Aim:
Search the material below for the word "Partner". Copy every line that has it.

Information given:
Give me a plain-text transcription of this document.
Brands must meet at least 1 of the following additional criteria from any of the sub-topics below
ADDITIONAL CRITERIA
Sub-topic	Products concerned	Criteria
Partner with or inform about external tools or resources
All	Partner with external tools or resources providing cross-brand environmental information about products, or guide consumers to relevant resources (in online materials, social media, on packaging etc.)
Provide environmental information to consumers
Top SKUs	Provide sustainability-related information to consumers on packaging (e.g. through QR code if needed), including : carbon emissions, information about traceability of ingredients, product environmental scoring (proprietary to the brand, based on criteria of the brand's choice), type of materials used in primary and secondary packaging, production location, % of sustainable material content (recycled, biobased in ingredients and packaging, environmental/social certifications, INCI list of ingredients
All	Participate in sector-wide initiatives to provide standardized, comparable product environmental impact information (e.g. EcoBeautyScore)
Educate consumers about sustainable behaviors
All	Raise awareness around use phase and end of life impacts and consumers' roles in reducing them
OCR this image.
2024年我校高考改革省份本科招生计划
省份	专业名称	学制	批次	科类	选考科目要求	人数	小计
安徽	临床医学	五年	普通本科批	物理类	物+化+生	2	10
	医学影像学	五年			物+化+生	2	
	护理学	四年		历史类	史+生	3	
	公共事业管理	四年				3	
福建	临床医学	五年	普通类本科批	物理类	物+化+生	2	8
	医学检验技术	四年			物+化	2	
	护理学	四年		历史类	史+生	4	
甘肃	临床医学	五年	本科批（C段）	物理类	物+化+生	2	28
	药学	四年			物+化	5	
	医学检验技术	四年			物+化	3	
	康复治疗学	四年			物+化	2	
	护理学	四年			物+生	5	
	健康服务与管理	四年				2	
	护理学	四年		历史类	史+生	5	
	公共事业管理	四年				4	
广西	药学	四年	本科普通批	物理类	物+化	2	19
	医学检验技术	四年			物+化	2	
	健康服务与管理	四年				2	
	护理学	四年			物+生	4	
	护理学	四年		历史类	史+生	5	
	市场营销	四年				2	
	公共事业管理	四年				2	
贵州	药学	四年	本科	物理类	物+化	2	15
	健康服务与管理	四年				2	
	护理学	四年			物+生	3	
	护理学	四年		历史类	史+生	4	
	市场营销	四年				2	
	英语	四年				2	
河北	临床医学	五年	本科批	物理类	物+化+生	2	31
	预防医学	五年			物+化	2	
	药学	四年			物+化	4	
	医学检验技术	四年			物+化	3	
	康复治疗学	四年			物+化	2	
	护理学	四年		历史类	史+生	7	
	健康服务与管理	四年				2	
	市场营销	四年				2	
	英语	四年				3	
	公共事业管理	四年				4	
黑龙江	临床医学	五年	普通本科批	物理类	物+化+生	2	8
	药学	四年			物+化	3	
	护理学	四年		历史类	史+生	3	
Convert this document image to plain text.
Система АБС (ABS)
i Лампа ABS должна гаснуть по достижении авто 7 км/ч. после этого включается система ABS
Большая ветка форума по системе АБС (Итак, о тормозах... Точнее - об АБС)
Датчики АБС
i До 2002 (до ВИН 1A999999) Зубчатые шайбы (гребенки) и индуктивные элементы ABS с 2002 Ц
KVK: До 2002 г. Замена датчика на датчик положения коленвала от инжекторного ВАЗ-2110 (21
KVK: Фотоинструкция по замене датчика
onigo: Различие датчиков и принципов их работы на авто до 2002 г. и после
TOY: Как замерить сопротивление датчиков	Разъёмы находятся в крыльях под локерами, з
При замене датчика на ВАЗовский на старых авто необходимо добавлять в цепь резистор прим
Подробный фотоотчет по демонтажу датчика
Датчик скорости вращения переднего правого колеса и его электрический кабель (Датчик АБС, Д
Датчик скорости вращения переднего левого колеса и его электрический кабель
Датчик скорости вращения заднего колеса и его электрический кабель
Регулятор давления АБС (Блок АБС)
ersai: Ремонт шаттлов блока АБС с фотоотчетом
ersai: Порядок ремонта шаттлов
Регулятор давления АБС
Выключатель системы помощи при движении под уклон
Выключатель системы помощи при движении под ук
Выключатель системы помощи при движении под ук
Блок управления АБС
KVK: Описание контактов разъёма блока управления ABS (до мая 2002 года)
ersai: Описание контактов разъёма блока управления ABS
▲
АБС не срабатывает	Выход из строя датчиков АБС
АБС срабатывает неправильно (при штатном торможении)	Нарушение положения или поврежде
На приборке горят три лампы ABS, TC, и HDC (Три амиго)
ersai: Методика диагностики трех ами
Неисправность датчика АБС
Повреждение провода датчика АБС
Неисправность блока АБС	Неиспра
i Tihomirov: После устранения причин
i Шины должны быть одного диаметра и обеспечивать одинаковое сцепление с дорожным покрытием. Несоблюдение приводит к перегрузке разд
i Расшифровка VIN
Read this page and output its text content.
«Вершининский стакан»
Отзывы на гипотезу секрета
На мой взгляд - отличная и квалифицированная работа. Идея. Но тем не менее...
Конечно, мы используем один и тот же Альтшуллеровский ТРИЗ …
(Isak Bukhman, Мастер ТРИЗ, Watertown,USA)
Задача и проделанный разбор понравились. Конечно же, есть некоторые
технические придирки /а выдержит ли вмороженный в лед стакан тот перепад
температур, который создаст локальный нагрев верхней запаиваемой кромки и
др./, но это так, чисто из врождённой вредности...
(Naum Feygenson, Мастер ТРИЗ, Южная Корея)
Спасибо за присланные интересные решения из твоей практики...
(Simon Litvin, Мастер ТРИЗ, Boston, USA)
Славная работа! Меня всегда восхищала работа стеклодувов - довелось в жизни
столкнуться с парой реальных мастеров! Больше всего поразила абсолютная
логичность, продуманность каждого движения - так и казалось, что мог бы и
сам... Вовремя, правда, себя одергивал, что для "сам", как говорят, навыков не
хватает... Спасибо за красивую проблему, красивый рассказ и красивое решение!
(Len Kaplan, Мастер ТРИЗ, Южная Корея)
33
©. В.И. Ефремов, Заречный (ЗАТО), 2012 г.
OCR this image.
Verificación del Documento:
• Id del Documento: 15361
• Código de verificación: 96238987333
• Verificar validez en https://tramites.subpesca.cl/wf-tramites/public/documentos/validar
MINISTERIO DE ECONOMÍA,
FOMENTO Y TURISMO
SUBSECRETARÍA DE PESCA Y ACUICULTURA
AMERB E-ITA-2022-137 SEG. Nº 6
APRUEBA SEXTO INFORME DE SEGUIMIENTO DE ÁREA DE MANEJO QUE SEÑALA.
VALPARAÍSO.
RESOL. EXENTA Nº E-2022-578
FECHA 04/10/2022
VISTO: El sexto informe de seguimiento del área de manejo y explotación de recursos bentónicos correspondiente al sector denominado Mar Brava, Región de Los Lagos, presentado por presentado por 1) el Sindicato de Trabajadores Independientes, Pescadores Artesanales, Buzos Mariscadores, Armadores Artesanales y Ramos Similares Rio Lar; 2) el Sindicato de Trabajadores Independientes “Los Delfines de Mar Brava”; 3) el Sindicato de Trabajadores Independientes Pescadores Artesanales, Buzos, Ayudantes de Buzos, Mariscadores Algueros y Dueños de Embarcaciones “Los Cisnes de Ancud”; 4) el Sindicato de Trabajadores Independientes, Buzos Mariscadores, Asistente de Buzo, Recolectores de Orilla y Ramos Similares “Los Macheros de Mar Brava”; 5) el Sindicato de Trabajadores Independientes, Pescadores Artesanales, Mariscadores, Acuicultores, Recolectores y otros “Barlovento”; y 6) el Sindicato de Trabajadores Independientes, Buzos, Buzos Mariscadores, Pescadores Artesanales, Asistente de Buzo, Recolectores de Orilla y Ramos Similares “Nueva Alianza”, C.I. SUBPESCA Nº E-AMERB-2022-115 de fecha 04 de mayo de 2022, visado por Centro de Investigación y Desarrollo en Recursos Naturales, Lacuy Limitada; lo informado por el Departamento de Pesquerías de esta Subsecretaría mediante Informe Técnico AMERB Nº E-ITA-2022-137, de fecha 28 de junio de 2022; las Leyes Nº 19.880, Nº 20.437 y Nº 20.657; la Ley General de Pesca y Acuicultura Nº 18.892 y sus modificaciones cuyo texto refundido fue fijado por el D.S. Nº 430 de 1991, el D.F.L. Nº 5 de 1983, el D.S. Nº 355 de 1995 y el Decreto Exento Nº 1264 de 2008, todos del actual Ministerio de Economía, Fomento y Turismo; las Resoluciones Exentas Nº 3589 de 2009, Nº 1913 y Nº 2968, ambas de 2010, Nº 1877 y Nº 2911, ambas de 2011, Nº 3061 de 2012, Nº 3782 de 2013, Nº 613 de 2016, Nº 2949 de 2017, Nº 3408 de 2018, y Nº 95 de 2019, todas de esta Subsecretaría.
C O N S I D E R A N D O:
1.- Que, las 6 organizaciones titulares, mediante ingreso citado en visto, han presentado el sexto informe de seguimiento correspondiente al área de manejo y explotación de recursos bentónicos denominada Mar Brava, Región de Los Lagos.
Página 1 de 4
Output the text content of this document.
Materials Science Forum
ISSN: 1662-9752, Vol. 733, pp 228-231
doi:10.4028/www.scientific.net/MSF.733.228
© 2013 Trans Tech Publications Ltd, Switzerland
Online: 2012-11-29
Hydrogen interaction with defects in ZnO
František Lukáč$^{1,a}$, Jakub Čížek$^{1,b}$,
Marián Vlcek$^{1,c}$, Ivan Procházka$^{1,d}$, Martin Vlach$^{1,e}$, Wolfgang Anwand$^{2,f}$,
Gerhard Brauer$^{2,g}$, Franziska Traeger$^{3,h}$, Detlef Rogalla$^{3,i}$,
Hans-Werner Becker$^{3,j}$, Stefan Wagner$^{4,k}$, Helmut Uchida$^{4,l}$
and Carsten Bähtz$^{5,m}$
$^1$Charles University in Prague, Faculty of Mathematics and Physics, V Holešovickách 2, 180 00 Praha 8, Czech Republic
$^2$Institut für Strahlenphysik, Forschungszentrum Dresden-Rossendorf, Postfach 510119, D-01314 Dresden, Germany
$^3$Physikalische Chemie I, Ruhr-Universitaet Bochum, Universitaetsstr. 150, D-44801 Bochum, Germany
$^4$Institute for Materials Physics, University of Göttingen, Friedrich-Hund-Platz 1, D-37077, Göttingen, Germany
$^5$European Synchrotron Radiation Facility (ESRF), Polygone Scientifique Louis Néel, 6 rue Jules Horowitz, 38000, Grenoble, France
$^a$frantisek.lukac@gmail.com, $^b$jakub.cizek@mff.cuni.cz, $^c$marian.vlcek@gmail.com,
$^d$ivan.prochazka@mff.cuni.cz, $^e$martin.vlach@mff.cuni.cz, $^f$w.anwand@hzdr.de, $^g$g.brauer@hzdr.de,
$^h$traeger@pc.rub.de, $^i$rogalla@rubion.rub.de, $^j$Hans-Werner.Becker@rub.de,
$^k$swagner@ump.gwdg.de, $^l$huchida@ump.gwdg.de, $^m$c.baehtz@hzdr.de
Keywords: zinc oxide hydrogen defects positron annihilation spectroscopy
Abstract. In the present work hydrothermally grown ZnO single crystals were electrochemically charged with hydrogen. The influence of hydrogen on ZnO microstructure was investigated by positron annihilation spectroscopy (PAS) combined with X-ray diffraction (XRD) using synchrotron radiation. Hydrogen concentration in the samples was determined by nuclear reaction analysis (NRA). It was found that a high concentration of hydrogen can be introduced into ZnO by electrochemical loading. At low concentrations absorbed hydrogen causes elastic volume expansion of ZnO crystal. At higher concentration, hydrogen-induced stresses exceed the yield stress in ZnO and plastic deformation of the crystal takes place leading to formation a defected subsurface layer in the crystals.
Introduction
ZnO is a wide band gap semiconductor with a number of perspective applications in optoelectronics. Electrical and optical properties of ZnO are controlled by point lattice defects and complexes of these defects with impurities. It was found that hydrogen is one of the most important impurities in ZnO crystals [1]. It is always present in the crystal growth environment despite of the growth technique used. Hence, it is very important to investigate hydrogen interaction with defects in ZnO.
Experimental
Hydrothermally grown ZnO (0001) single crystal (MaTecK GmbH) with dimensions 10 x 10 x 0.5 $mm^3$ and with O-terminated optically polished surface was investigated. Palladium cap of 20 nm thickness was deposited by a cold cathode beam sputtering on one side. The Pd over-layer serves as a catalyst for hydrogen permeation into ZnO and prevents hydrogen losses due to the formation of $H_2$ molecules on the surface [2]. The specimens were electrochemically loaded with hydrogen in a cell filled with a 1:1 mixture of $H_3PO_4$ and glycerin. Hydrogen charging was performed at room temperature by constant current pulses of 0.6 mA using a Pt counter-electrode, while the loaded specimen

Response to the exercise:
Partner with or inform about external tools or resources
All	Partner with external tools or resources providing cross-brand environmental information about products, or guide consumers to relevant resources (in online materials, social media, on packaging etc.)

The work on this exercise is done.